▸ **Written request**
Would you transcribe all of the data exactly, down to the last character?

▸ **Exercise material**
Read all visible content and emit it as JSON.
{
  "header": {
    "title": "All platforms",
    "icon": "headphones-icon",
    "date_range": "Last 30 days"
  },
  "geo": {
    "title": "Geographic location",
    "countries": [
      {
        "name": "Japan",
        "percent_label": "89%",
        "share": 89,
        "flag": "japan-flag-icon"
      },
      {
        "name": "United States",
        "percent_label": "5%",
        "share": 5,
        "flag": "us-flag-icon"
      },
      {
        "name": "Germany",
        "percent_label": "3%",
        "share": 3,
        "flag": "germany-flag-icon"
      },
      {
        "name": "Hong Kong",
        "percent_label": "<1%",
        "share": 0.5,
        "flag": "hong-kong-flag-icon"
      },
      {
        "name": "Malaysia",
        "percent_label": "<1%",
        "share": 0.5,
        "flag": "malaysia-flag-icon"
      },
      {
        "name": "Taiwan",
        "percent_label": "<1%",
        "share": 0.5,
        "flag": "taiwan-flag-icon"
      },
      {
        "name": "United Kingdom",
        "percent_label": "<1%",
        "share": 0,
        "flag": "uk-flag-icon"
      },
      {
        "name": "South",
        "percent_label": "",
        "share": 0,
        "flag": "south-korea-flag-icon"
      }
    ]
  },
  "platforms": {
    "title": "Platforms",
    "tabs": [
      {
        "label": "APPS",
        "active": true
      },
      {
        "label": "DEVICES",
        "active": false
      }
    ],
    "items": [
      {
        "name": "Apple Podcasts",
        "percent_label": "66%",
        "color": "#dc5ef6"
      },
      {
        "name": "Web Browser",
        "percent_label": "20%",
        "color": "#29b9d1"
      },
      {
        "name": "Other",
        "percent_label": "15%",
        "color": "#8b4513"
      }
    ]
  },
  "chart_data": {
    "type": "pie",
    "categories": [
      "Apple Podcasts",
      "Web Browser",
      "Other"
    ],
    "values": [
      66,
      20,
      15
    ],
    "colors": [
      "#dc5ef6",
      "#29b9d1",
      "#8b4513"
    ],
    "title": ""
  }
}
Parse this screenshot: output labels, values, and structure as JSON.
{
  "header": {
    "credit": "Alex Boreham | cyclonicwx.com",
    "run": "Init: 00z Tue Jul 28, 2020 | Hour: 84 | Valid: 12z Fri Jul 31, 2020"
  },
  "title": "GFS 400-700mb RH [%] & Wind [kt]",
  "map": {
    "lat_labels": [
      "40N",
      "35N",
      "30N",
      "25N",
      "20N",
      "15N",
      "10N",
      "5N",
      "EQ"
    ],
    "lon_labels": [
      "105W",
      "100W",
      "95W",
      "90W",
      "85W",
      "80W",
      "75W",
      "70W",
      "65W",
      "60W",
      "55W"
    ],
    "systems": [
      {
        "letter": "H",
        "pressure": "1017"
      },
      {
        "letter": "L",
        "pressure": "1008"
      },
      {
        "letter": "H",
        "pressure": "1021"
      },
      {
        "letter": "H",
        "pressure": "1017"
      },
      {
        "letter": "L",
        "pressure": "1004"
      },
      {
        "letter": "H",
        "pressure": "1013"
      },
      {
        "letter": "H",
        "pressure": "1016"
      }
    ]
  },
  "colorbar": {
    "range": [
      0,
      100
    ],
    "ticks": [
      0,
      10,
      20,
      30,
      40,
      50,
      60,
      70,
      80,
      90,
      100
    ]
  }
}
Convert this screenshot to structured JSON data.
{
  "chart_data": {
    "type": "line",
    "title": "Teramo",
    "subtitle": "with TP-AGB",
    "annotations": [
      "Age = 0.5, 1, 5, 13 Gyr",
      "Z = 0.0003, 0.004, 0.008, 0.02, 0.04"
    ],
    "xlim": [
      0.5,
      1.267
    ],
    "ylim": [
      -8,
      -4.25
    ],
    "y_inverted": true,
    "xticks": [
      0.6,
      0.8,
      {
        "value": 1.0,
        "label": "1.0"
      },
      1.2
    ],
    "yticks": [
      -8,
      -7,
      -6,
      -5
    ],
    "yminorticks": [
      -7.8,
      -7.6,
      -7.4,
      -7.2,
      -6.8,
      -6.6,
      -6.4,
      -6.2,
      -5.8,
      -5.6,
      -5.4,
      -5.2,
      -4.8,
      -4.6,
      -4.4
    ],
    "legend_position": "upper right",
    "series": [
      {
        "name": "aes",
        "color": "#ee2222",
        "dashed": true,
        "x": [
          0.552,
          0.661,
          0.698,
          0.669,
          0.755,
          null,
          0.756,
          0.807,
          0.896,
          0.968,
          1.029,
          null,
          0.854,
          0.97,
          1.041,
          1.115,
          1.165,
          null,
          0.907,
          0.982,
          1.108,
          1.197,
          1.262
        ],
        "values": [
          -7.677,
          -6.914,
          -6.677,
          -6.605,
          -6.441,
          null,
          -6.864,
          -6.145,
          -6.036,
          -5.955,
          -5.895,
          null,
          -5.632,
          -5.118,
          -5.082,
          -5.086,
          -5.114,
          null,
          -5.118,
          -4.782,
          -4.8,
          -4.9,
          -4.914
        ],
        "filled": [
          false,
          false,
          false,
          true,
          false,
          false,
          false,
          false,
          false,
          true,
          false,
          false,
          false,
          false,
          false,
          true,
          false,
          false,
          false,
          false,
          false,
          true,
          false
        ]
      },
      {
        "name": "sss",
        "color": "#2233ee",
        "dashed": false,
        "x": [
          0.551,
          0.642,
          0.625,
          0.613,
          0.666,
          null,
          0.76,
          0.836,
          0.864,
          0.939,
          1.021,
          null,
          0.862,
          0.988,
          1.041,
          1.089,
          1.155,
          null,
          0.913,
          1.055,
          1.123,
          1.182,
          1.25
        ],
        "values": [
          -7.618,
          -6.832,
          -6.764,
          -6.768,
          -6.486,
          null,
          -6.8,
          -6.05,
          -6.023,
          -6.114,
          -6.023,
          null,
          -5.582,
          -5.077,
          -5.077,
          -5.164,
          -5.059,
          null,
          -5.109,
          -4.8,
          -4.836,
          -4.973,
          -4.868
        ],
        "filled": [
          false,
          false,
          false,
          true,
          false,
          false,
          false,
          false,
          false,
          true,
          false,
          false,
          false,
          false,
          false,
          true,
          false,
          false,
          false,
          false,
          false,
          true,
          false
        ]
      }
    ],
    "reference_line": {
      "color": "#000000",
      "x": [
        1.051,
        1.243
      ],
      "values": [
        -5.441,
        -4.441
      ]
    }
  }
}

▸ **Task solution**
Read all visible content and emit it as JSON.
{
  "header": {
    "title": "All platforms",
    "icon": "headphones-icon",
    "date_range": "Last 30 days"
  },
  "geo": {
    "title": "Geographic location",
    "countries": [
      {
        "name": "Japan",
        "percent_label": "89%",
        "share": 89,
        "flag": "japan-flag-icon"
      },
      {
        "name": "United States",
        "percent_label": "5%",
        "share": 5,
        "flag": "us-flag-icon"
      },
      {
        "name": "Germany",
        "percent_label": "3%",
        "share": 3,
        "flag": "germany-flag-icon"
      },
      {
        "name": "Hong Kong",
        "percent_label": "<1%",
        "share": 0.5,
        "flag": "hong-kong-flag-icon"
      },
      {
        "name": "Malaysia",
        "percent_label": "<1%",
        "share": 0.5,
        "flag": "malaysia-flag-icon"
      },
      {
        "name": "Taiwan",
        "percent_label": "<1%",
        "share": 0.5,
        "flag": "taiwan-flag-icon"
      },
      {
        "name": "United Kingdom",
        "percent_label": "<1%",
        "share": 0,
        "flag": "uk-flag-icon"
      },
      {
        "name": "South",
        "percent_label": "",
        "share": 0,
        "flag": "south-korea-flag-icon"
      }
    ]
  },
  "platforms": {
    "title": "Platforms",
    "tabs": [
      {
        "label": "APPS",
        "active": true
      },
      {
        "label": "DEVICES",
        "active": false
      }
    ],
    "items": [
      {
        "name": "Apple Podcasts",
        "percent_label": "66%",
        "color": "#dc5ef6"
      },
      {
        "name": "Web Browser",
        "percent_label": "20%",
        "color": "#29b9d1"
      },
      {
        "name": "Other",
        "percent_label": "15%",
        "color": "#8b4513"
      }
    ]
  },
  "chart_data": {
    "type": "pie",
    "categories": [
      "Apple Podcasts",
      "Web Browser",
      "Other"
    ],
    "values": [
      66,
      20,
      15
    ],
    "colors": [
      "#dc5ef6",
      "#29b9d1",
      "#8b4513"
    ],
    "title": ""
  }
}
Parse this screenshot: output labels, values, and structure as JSON.
{
  "header": {
    "credit": "Alex Boreham | cyclonicwx.com",
    "run": "Init: 00z Tue Jul 28, 2020 | Hour: 84 | Valid: 12z Fri Jul 31, 2020"
  },
  "title": "GFS 400-700mb RH [%] & Wind [kt]",
  "map": {
    "lat_labels": [
      "40N",
      "35N",
      "30N",
      "25N",
      "20N",
      "15N",
      "10N",
      "5N",
      "EQ"
    ],
    "lon_labels": [
      "105W",
      "100W",
      "95W",
      "90W",
      "85W",
      "80W",
      "75W",
      "70W",
      "65W",
      "60W",
      "55W"
    ],
    "systems": [
      {
        "letter": "H",
        "pressure": "1017"
      },
      {
        "letter": "L",
        "pressure": "1008"
      },
      {
        "letter": "H",
        "pressure": "1021"
      },
      {
        "letter": "H",
        "pressure": "1017"
      },
      {
        "letter": "L",
        "pressure": "1004"
      },
      {
        "letter": "H",
        "pressure": "1013"
      },
      {
        "letter": "H",
        "pressure": "1016"
      }
    ]
  },
  "colorbar": {
    "range": [
      0,
      100
    ],
    "ticks": [
      0,
      10,
      20,
      30,
      40,
      50,
      60,
      70,
      80,
      90,
      100
    ]
  }
}
Convert this screenshot to structured JSON data.
{
  "chart_data": {
    "type": "line",
    "title": "Teramo",
    "subtitle": "with TP-AGB",
    "annotations": [
      "Age = 0.5, 1, 5, 13 Gyr",
      "Z = 0.0003, 0.004, 0.008, 0.02, 0.04"
    ],
    "xlim": [
      0.5,
      1.267
    ],
    "ylim": [
      -8,
      -4.25
    ],
    "y_inverted": true,
    "xticks": [
      0.6,
      0.8,
      {
        "value": 1.0,
        "label": "1.0"
      },
      1.2
    ],
    "yticks": [
      -8,
      -7,
      -6,
      -5
    ],
    "yminorticks": [
      -7.8,
      -7.6,
      -7.4,
      -7.2,
      -6.8,
      -6.6,
      -6.4,
      -6.2,
      -5.8,
      -5.6,
      -5.4,
      -5.2,
      -4.8,
      -4.6,
      -4.4
    ],
    "legend_position": "upper right",
    "series": [
      {
        "name": "aes",
        "color": "#ee2222",
        "dashed": true,
        "x": [
          0.552,
          0.661,
          0.698,
          0.669,
          0.755,
          null,
          0.756,
          0.807,
          0.896,
          0.968,
          1.029,
          null,
          0.854,
          0.97,
          1.041,
          1.115,
          1.165,
          null,
          0.907,
          0.982,
          1.108,
          1.197,
          1.262
        ],
        "values": [
          -7.677,
          -6.914,
          -6.677,
          -6.605,
          -6.441,
          null,
          -6.864,
          -6.145,
          -6.036,
          -5.955,
          -5.895,
          null,
          -5.632,
          -5.118,
          -5.082,
          -5.086,
          -5.114,
          null,
          -5.118,
          -4.782,
          -4.8,
          -4.9,
          -4.914
        ],
        "filled": [
          false,
          false,
          false,
          true,
          false,
          false,
          false,
          false,
          false,
          true,
          false,
          false,
          false,
          false,
          false,
          true,
          false,
          false,
          false,
          false,
          false,
          true,
          false
        ]
      },
      {
        "name": "sss",
        "color": "#2233ee",
        "dashed": false,
        "x": [
          0.551,
          0.642,
          0.625,
          0.613,
          0.666,
          null,
          0.76,
          0.836,
          0.864,
          0.939,
          1.021,
          null,
          0.862,
          0.988,
          1.041,
          1.089,
          1.155,
          null,
          0.913,
          1.055,
          1.123,
          1.182,
          1.25
        ],
        "values": [
          -7.618,
          -6.832,
          -6.764,
          -6.768,
          -6.486,
          null,
          -6.8,
          -6.05,
          -6.023,
          -6.114,
          -6.023,
          null,
          -5.582,
          -5.077,
          -5.077,
          -5.164,
          -5.059,
          null,
          -5.109,
          -4.8,
          -4.836,
          -4.973,
          -4.868
        ],
        "filled": [
          false,
          false,
          false,
          true,
          false,
          false,
          false,
          false,
          false,
          true,
          false,
          false,
          false,
          false,
          false,
          true,
          false,
          false,
          false,
          false,
          false,
          true,
          false
        ]
      }
    ],
    "reference_line": {
      "color": "#000000",
      "x": [
        1.051,
        1.243
      ],
      "values": [
        -5.441,
        -4.441
      ]
    }
  }
}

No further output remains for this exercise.